** Start RECORDS FOR THIS EXERCISE **
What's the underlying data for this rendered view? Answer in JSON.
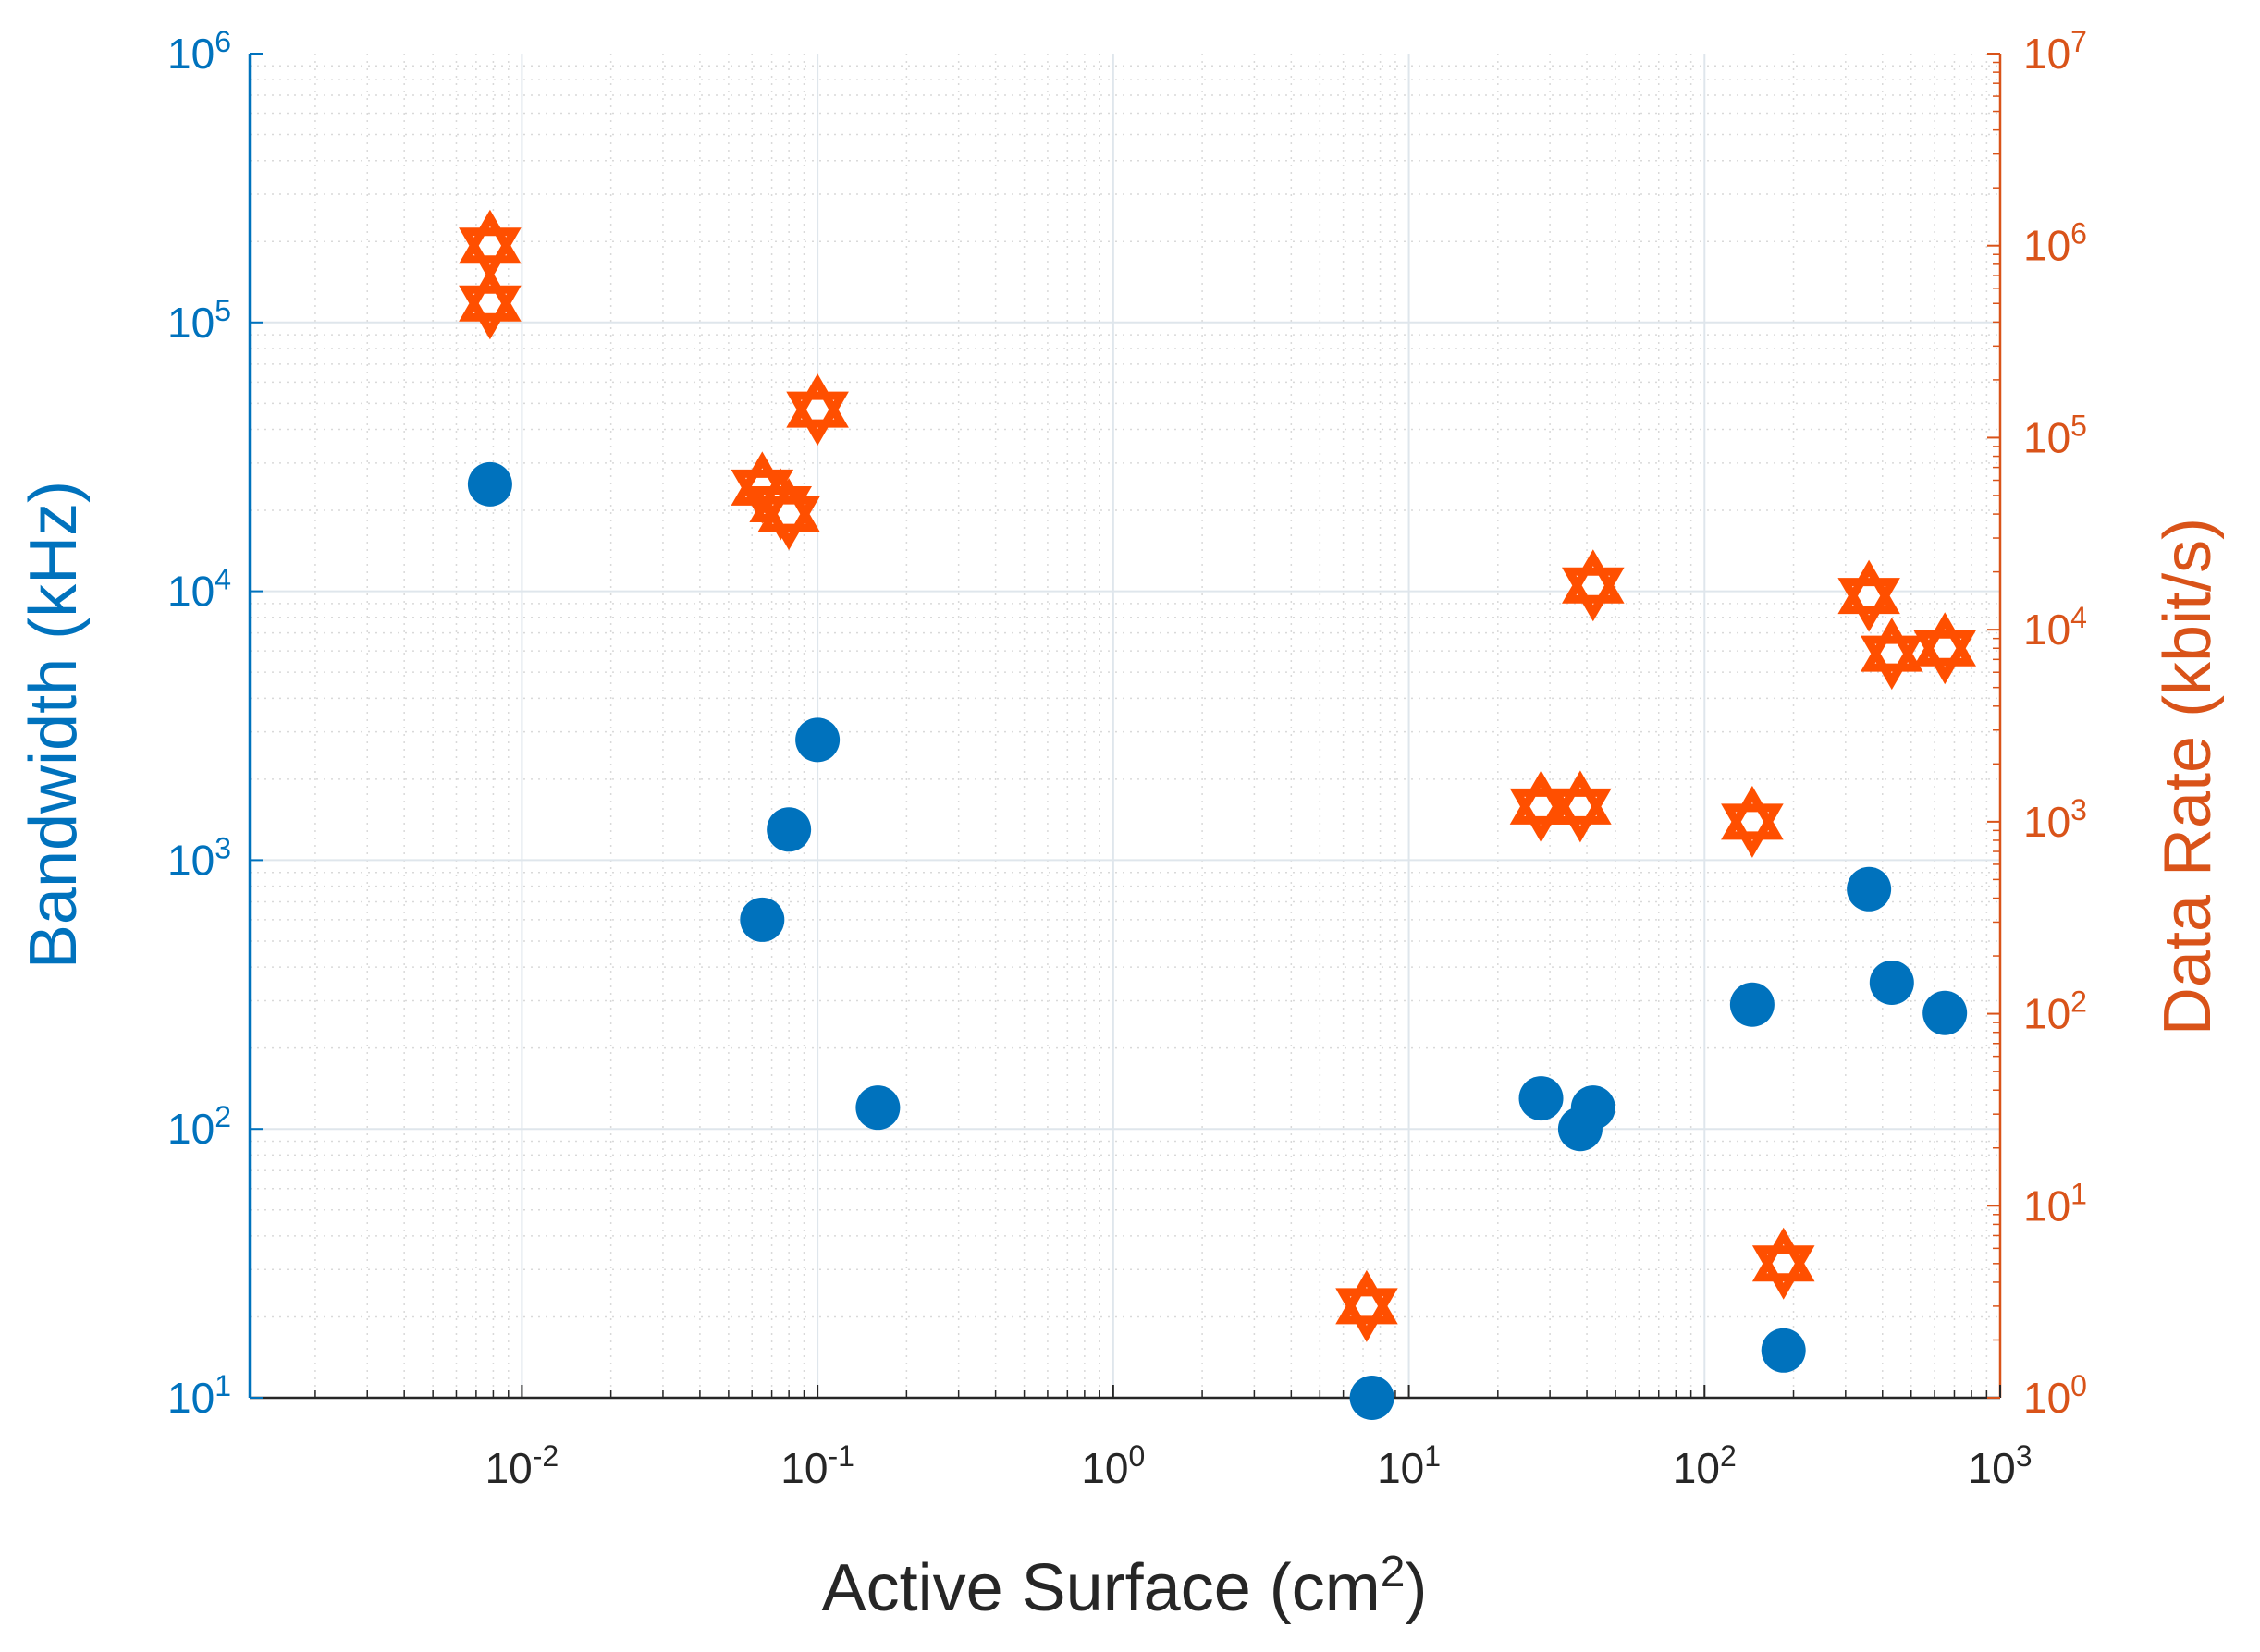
{
  "chart_data": {
    "type": "scatter",
    "title": "",
    "xlabel": {
      "text": "Active Surface (cm",
      "sup": "2",
      "tail": ")"
    },
    "ylabel_left": "Bandwidth (kHz)",
    "ylabel_right": "Data Rate (kbit/s)",
    "xscale": "log",
    "yscale_left": "log",
    "yscale_right": "log",
    "xlim": [
      0.0012,
      1000
    ],
    "ylim_left": [
      10,
      1000000
    ],
    "ylim_right": [
      1,
      10000000
    ],
    "grid": true,
    "x_ticks": [
      {
        "value": 0.01,
        "base": "10",
        "exp": "-2"
      },
      {
        "value": 0.1,
        "base": "10",
        "exp": "-1"
      },
      {
        "value": 1,
        "base": "10",
        "exp": "0"
      },
      {
        "value": 10,
        "base": "10",
        "exp": "1"
      },
      {
        "value": 100,
        "base": "10",
        "exp": "2"
      },
      {
        "value": 1000,
        "base": "10",
        "exp": "3"
      }
    ],
    "y_left_ticks": [
      {
        "value": 10,
        "base": "10",
        "exp": "1"
      },
      {
        "value": 100,
        "base": "10",
        "exp": "2"
      },
      {
        "value": 1000,
        "base": "10",
        "exp": "3"
      },
      {
        "value": 10000,
        "base": "10",
        "exp": "4"
      },
      {
        "value": 100000,
        "base": "10",
        "exp": "5"
      },
      {
        "value": 1000000,
        "base": "10",
        "exp": "6"
      }
    ],
    "y_right_ticks": [
      {
        "value": 1,
        "base": "10",
        "exp": "0"
      },
      {
        "value": 10,
        "base": "10",
        "exp": "1"
      },
      {
        "value": 100,
        "base": "10",
        "exp": "2"
      },
      {
        "value": 1000,
        "base": "10",
        "exp": "3"
      },
      {
        "value": 10000,
        "base": "10",
        "exp": "4"
      },
      {
        "value": 100000,
        "base": "10",
        "exp": "5"
      },
      {
        "value": 1000000,
        "base": "10",
        "exp": "6"
      },
      {
        "value": 10000000,
        "base": "10",
        "exp": "7"
      }
    ],
    "series": [
      {
        "name": "Bandwidth",
        "axis": "left",
        "marker": "circle",
        "color": "#0072BD",
        "points": [
          {
            "x": 0.0078,
            "y": 25000
          },
          {
            "x": 0.065,
            "y": 600
          },
          {
            "x": 0.08,
            "y": 1300
          },
          {
            "x": 0.1,
            "y": 2800
          },
          {
            "x": 0.16,
            "y": 120
          },
          {
            "x": 7.5,
            "y": 10
          },
          {
            "x": 28,
            "y": 130
          },
          {
            "x": 38,
            "y": 100
          },
          {
            "x": 42,
            "y": 120
          },
          {
            "x": 145,
            "y": 290
          },
          {
            "x": 185,
            "y": 15
          },
          {
            "x": 360,
            "y": 780
          },
          {
            "x": 430,
            "y": 350
          },
          {
            "x": 650,
            "y": 270
          }
        ]
      },
      {
        "name": "Data Rate",
        "axis": "right",
        "marker": "hexagram",
        "color": "#FF4F00",
        "points": [
          {
            "x": 0.0078,
            "y": 1000000
          },
          {
            "x": 0.0078,
            "y": 500000
          },
          {
            "x": 0.065,
            "y": 55000
          },
          {
            "x": 0.075,
            "y": 45000
          },
          {
            "x": 0.08,
            "y": 40000
          },
          {
            "x": 0.1,
            "y": 140000
          },
          {
            "x": 7.2,
            "y": 3
          },
          {
            "x": 28,
            "y": 1200
          },
          {
            "x": 38,
            "y": 1200
          },
          {
            "x": 42,
            "y": 17000
          },
          {
            "x": 145,
            "y": 1000
          },
          {
            "x": 185,
            "y": 5
          },
          {
            "x": 360,
            "y": 15000
          },
          {
            "x": 430,
            "y": 7500
          },
          {
            "x": 650,
            "y": 8000
          }
        ]
      }
    ]
  }
}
** End RECORDS FOR THIS EXERCISE **
TASK REQUIREMENTS –
Leave out the pictures and transcribe the entries above exactly.

CORRECT ANSWER –
What's the underlying data for this rendered view? Answer in JSON.
{
  "chart_data": {
    "type": "scatter",
    "title": "",
    "xlabel": {
      "text": "Active Surface (cm",
      "sup": "2",
      "tail": ")"
    },
    "ylabel_left": "Bandwidth (kHz)",
    "ylabel_right": "Data Rate (kbit/s)",
    "xscale": "log",
    "yscale_left": "log",
    "yscale_right": "log",
    "xlim": [
      0.0012,
      1000
    ],
    "ylim_left": [
      10,
      1000000
    ],
    "ylim_right": [
      1,
      10000000
    ],
    "grid": true,
    "x_ticks": [
      {
        "value": 0.01,
        "base": "10",
        "exp": "-2"
      },
      {
        "value": 0.1,
        "base": "10",
        "exp": "-1"
      },
      {
        "value": 1,
        "base": "10",
        "exp": "0"
      },
      {
        "value": 10,
        "base": "10",
        "exp": "1"
      },
      {
        "value": 100,
        "base": "10",
        "exp": "2"
      },
      {
        "value": 1000,
        "base": "10",
        "exp": "3"
      }
    ],
    "y_left_ticks": [
      {
        "value": 10,
        "base": "10",
        "exp": "1"
      },
      {
        "value": 100,
        "base": "10",
        "exp": "2"
      },
      {
        "value": 1000,
        "base": "10",
        "exp": "3"
      },
      {
        "value": 10000,
        "base": "10",
        "exp": "4"
      },
      {
        "value": 100000,
        "base": "10",
        "exp": "5"
      },
      {
        "value": 1000000,
        "base": "10",
        "exp": "6"
      }
    ],
    "y_right_ticks": [
      {
        "value": 1,
        "base": "10",
        "exp": "0"
      },
      {
        "value": 10,
        "base": "10",
        "exp": "1"
      },
      {
        "value": 100,
        "base": "10",
        "exp": "2"
      },
      {
        "value": 1000,
        "base": "10",
        "exp": "3"
      },
      {
        "value": 10000,
        "base": "10",
        "exp": "4"
      },
      {
        "value": 100000,
        "base": "10",
        "exp": "5"
      },
      {
        "value": 1000000,
        "base": "10",
        "exp": "6"
      },
      {
        "value": 10000000,
        "base": "10",
        "exp": "7"
      }
    ],
    "series": [
      {
        "name": "Bandwidth",
        "axis": "left",
        "marker": "circle",
        "color": "#0072BD",
        "points": [
          {
            "x": 0.0078,
            "y": 25000
          },
          {
            "x": 0.065,
            "y": 600
          },
          {
            "x": 0.08,
            "y": 1300
          },
          {
            "x": 0.1,
            "y": 2800
          },
          {
            "x": 0.16,
            "y": 120
          },
          {
            "x": 7.5,
            "y": 10
          },
          {
            "x": 28,
            "y": 130
          },
          {
            "x": 38,
            "y": 100
          },
          {
            "x": 42,
            "y": 120
          },
          {
            "x": 145,
            "y": 290
          },
          {
            "x": 185,
            "y": 15
          },
          {
            "x": 360,
            "y": 780
          },
          {
            "x": 430,
            "y": 350
          },
          {
            "x": 650,
            "y": 270
          }
        ]
      },
      {
        "name": "Data Rate",
        "axis": "right",
        "marker": "hexagram",
        "color": "#FF4F00",
        "points": [
          {
            "x": 0.0078,
            "y": 1000000
          },
          {
            "x": 0.0078,
            "y": 500000
          },
          {
            "x": 0.065,
            "y": 55000
          },
          {
            "x": 0.075,
            "y": 45000
          },
          {
            "x": 0.08,
            "y": 40000
          },
          {
            "x": 0.1,
            "y": 140000
          },
          {
            "x": 7.2,
            "y": 3
          },
          {
            "x": 28,
            "y": 1200
          },
          {
            "x": 38,
            "y": 1200
          },
          {
            "x": 42,
            "y": 17000
          },
          {
            "x": 145,
            "y": 1000
          },
          {
            "x": 185,
            "y": 5
          },
          {
            "x": 360,
            "y": 15000
          },
          {
            "x": 430,
            "y": 7500
          },
          {
            "x": 650,
            "y": 8000
          }
        ]
      }
    ]
  }
}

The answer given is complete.